● EXERCISE GOAL:
Quote all lines below exactly. Images stay out.

-- start PROVIDED MATERIAL --

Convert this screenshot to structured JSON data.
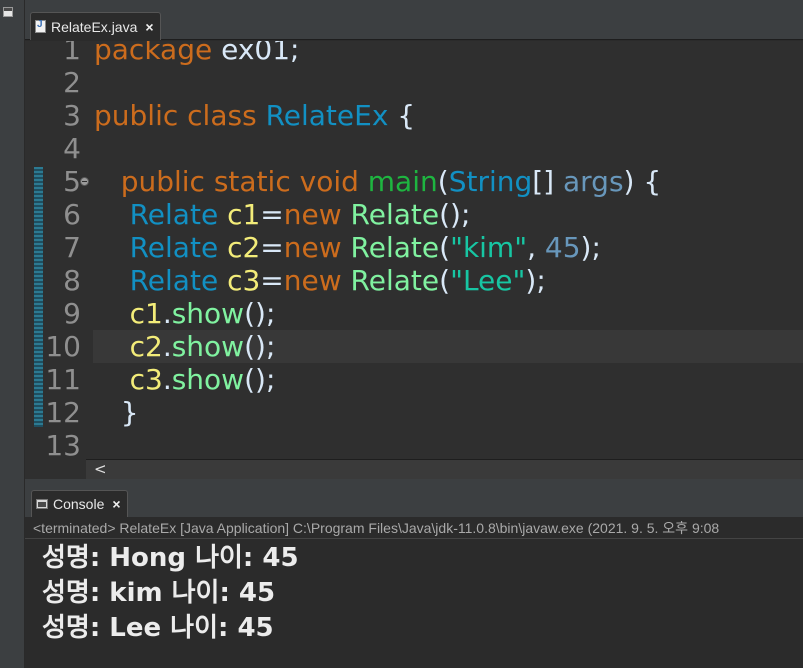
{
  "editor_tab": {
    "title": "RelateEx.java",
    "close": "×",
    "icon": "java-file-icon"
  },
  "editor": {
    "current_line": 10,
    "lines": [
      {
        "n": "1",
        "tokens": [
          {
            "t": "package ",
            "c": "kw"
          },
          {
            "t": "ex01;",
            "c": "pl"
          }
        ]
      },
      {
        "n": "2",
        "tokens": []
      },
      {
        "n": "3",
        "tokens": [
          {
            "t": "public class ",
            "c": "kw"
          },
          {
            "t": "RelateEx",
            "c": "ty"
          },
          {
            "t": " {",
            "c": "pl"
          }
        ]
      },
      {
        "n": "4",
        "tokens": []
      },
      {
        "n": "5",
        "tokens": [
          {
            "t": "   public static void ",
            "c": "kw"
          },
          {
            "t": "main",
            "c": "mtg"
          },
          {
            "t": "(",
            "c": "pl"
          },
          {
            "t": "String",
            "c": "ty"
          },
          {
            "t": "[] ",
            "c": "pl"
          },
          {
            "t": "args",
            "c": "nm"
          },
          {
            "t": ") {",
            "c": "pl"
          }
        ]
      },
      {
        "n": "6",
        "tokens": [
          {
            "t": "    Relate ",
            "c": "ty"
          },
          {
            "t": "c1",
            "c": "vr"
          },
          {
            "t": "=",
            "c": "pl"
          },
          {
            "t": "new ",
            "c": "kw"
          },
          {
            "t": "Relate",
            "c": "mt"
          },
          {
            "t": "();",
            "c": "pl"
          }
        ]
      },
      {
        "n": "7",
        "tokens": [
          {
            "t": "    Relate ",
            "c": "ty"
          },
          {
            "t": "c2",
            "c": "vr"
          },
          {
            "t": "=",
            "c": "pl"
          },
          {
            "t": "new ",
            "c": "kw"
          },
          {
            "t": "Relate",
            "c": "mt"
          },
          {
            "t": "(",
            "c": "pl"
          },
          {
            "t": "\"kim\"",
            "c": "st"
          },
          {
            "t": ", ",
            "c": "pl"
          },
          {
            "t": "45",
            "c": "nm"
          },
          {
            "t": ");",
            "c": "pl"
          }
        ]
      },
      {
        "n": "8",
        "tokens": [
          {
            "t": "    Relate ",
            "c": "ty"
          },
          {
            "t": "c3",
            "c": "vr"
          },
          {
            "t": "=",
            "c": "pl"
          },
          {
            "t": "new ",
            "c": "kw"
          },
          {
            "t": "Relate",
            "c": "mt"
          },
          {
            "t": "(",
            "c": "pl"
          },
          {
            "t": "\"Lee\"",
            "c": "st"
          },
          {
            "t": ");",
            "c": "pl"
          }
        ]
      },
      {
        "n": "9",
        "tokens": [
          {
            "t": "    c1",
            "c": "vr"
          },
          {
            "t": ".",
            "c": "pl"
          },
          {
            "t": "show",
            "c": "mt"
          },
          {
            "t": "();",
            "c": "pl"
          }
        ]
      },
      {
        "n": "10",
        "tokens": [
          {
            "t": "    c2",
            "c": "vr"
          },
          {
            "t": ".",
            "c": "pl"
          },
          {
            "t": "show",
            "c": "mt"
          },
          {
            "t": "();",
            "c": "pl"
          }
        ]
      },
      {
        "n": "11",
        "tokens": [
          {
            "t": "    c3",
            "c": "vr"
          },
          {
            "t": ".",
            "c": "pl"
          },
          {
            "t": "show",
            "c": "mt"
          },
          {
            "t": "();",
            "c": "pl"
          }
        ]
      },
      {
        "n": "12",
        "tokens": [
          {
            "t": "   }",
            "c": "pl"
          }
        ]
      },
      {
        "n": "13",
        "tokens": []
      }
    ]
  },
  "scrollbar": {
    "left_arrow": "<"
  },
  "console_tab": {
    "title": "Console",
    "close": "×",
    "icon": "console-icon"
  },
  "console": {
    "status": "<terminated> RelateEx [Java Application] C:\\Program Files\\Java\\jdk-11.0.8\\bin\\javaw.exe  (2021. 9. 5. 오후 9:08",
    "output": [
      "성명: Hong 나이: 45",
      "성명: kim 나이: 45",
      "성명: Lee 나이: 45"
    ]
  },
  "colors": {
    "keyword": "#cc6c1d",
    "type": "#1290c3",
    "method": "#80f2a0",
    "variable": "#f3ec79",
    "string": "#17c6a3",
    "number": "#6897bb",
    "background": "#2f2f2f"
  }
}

-- end PROVIDED MATERIAL --

● RESPONSE TO THE EXERCISE:
Convert this screenshot to structured JSON data.
{
  "editor_tab": {
    "title": "RelateEx.java",
    "close": "×",
    "icon": "java-file-icon"
  },
  "editor": {
    "current_line": 10,
    "lines": [
      {
        "n": "1",
        "tokens": [
          {
            "t": "package ",
            "c": "kw"
          },
          {
            "t": "ex01;",
            "c": "pl"
          }
        ]
      },
      {
        "n": "2",
        "tokens": []
      },
      {
        "n": "3",
        "tokens": [
          {
            "t": "public class ",
            "c": "kw"
          },
          {
            "t": "RelateEx",
            "c": "ty"
          },
          {
            "t": " {",
            "c": "pl"
          }
        ]
      },
      {
        "n": "4",
        "tokens": []
      },
      {
        "n": "5",
        "tokens": [
          {
            "t": "   public static void ",
            "c": "kw"
          },
          {
            "t": "main",
            "c": "mtg"
          },
          {
            "t": "(",
            "c": "pl"
          },
          {
            "t": "String",
            "c": "ty"
          },
          {
            "t": "[] ",
            "c": "pl"
          },
          {
            "t": "args",
            "c": "nm"
          },
          {
            "t": ") {",
            "c": "pl"
          }
        ]
      },
      {
        "n": "6",
        "tokens": [
          {
            "t": "    Relate ",
            "c": "ty"
          },
          {
            "t": "c1",
            "c": "vr"
          },
          {
            "t": "=",
            "c": "pl"
          },
          {
            "t": "new ",
            "c": "kw"
          },
          {
            "t": "Relate",
            "c": "mt"
          },
          {
            "t": "();",
            "c": "pl"
          }
        ]
      },
      {
        "n": "7",
        "tokens": [
          {
            "t": "    Relate ",
            "c": "ty"
          },
          {
            "t": "c2",
            "c": "vr"
          },
          {
            "t": "=",
            "c": "pl"
          },
          {
            "t": "new ",
            "c": "kw"
          },
          {
            "t": "Relate",
            "c": "mt"
          },
          {
            "t": "(",
            "c": "pl"
          },
          {
            "t": "\"kim\"",
            "c": "st"
          },
          {
            "t": ", ",
            "c": "pl"
          },
          {
            "t": "45",
            "c": "nm"
          },
          {
            "t": ");",
            "c": "pl"
          }
        ]
      },
      {
        "n": "8",
        "tokens": [
          {
            "t": "    Relate ",
            "c": "ty"
          },
          {
            "t": "c3",
            "c": "vr"
          },
          {
            "t": "=",
            "c": "pl"
          },
          {
            "t": "new ",
            "c": "kw"
          },
          {
            "t": "Relate",
            "c": "mt"
          },
          {
            "t": "(",
            "c": "pl"
          },
          {
            "t": "\"Lee\"",
            "c": "st"
          },
          {
            "t": ");",
            "c": "pl"
          }
        ]
      },
      {
        "n": "9",
        "tokens": [
          {
            "t": "    c1",
            "c": "vr"
          },
          {
            "t": ".",
            "c": "pl"
          },
          {
            "t": "show",
            "c": "mt"
          },
          {
            "t": "();",
            "c": "pl"
          }
        ]
      },
      {
        "n": "10",
        "tokens": [
          {
            "t": "    c2",
            "c": "vr"
          },
          {
            "t": ".",
            "c": "pl"
          },
          {
            "t": "show",
            "c": "mt"
          },
          {
            "t": "();",
            "c": "pl"
          }
        ]
      },
      {
        "n": "11",
        "tokens": [
          {
            "t": "    c3",
            "c": "vr"
          },
          {
            "t": ".",
            "c": "pl"
          },
          {
            "t": "show",
            "c": "mt"
          },
          {
            "t": "();",
            "c": "pl"
          }
        ]
      },
      {
        "n": "12",
        "tokens": [
          {
            "t": "   }",
            "c": "pl"
          }
        ]
      },
      {
        "n": "13",
        "tokens": []
      }
    ]
  },
  "scrollbar": {
    "left_arrow": "<"
  },
  "console_tab": {
    "title": "Console",
    "close": "×",
    "icon": "console-icon"
  },
  "console": {
    "status": "<terminated> RelateEx [Java Application] C:\\Program Files\\Java\\jdk-11.0.8\\bin\\javaw.exe  (2021. 9. 5. 오후 9:08",
    "output": [
      "성명: Hong 나이: 45",
      "성명: kim 나이: 45",
      "성명: Lee 나이: 45"
    ]
  },
  "colors": {
    "keyword": "#cc6c1d",
    "type": "#1290c3",
    "method": "#80f2a0",
    "variable": "#f3ec79",
    "string": "#17c6a3",
    "number": "#6897bb",
    "background": "#2f2f2f"
  }
}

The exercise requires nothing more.